**EXTRACTED MATERIAL**:
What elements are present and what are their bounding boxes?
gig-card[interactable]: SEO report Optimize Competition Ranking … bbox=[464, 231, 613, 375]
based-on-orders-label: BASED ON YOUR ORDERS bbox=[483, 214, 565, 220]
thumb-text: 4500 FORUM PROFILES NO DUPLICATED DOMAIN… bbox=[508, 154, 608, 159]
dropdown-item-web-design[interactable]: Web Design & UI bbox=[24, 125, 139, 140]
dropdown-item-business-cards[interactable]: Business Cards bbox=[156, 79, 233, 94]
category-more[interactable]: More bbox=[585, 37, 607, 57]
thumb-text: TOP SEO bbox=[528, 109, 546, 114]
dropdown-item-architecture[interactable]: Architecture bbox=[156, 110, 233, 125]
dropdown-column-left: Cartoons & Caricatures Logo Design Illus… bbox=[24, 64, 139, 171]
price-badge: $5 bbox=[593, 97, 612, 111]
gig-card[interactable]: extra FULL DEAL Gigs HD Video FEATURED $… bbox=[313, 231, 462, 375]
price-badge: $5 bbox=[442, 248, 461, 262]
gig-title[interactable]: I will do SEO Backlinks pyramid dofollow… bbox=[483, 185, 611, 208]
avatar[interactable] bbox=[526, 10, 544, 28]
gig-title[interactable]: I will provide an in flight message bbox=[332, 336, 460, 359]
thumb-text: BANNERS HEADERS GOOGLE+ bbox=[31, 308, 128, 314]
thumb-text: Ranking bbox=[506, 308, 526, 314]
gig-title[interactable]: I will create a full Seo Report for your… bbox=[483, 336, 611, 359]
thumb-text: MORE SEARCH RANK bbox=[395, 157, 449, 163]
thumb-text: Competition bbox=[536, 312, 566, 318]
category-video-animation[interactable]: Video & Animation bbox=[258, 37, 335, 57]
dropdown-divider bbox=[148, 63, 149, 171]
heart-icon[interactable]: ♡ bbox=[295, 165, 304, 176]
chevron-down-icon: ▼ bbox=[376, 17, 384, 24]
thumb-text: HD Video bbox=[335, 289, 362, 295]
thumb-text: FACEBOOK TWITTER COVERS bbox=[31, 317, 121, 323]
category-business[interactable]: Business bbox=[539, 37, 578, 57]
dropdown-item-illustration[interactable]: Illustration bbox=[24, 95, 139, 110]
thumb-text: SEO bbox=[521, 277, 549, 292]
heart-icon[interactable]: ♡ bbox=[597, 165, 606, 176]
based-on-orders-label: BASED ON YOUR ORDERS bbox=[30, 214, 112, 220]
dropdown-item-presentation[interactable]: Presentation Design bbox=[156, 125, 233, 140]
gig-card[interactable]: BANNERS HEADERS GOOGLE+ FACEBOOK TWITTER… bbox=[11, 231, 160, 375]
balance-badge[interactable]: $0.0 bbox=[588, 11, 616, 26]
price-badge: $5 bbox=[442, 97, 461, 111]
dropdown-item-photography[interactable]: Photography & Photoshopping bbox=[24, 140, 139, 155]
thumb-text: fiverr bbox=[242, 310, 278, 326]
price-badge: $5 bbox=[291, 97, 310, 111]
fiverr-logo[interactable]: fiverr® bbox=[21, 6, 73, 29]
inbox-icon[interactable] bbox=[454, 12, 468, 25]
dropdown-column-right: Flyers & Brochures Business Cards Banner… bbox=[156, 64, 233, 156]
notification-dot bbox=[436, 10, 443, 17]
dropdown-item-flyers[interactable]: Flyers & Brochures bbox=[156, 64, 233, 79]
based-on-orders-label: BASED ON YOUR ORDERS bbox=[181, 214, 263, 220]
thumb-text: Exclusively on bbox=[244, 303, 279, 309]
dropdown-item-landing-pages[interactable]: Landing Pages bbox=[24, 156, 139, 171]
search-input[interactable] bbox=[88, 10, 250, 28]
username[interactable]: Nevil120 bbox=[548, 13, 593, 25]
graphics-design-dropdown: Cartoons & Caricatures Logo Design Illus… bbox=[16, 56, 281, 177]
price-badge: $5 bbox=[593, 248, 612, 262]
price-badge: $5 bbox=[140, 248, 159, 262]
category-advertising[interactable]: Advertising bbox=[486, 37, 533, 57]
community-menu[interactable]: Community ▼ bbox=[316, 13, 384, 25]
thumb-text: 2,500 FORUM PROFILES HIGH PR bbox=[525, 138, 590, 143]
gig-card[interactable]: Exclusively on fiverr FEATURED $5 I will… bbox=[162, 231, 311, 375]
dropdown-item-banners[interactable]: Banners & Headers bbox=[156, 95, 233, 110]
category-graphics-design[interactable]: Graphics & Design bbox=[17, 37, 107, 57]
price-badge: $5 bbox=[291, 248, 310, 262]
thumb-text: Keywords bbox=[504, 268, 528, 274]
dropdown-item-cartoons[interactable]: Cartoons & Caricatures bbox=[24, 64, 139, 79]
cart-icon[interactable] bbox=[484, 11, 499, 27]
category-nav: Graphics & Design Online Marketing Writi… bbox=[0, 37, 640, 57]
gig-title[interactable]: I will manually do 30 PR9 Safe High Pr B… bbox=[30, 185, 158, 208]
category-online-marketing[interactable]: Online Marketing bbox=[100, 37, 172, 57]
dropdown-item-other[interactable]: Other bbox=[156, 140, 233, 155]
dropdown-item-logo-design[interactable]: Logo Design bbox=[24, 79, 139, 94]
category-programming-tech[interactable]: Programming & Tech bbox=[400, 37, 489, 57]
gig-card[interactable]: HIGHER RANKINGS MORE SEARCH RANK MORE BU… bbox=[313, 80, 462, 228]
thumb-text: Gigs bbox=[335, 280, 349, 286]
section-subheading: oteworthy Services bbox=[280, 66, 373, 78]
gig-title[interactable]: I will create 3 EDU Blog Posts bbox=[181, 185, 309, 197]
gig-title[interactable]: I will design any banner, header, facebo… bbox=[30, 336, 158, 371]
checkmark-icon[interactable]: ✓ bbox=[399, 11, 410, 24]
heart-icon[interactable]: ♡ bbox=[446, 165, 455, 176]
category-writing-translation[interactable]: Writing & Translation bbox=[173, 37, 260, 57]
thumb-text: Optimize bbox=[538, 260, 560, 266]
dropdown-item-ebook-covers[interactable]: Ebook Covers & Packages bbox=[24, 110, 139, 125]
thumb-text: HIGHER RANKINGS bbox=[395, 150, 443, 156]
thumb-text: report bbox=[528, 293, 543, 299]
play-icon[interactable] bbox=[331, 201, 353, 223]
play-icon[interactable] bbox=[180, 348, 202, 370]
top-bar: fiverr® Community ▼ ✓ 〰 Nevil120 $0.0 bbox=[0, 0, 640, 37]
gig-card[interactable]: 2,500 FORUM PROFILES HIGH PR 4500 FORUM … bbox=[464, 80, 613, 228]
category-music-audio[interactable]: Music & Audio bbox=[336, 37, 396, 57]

**PROBLEM DETAILS**: Output the stretch of data from its first line through the line containing "gig-title[interactable]: I will do" as a Markdown table with columns No. and Entry, giving each line its own number and leaving out blank lines.

**EXERCISE ANSWER**:
| No. | Entry |
|---|---|
| 1 | What elements are present and what are their bounding boxes? |
| 2 | gig-card[interactable]: SEO report Optimize Competition Ranking … bbox=[464, 231, 613, 375] |
| 3 | based-on-orders-label: BASED ON YOUR ORDERS bbox=[483, 214, 565, 220] |
| 4 | thumb-text: 4500 FORUM PROFILES NO DUPLICATED DOMAIN… bbox=[508, 154, 608, 159] |
| 5 | dropdown-item-web-design[interactable]: Web Design & UI bbox=[24, 125, 139, 140] |
| 6 | dropdown-item-business-cards[interactable]: Business Cards bbox=[156, 79, 233, 94] |
| 7 | category-more[interactable]: More bbox=[585, 37, 607, 57] |
| 8 | thumb-text: TOP SEO bbox=[528, 109, 546, 114] |
| 9 | dropdown-item-architecture[interactable]: Architecture bbox=[156, 110, 233, 125] |
| 10 | dropdown-column-left: Cartoons & Caricatures Logo Design Illus… bbox=[24, 64, 139, 171] |
| 11 | price-badge: $5 bbox=[593, 97, 612, 111] |
| 12 | gig-card[interactable]: extra FULL DEAL Gigs HD Video FEATURED $… bbox=[313, 231, 462, 375] |
| 13 | price-badge: $5 bbox=[442, 248, 461, 262] |
| 14 | gig-title[interactable]: I will do SEO Backlinks pyramid dofollow… bbox=[483, 185, 611, 208] |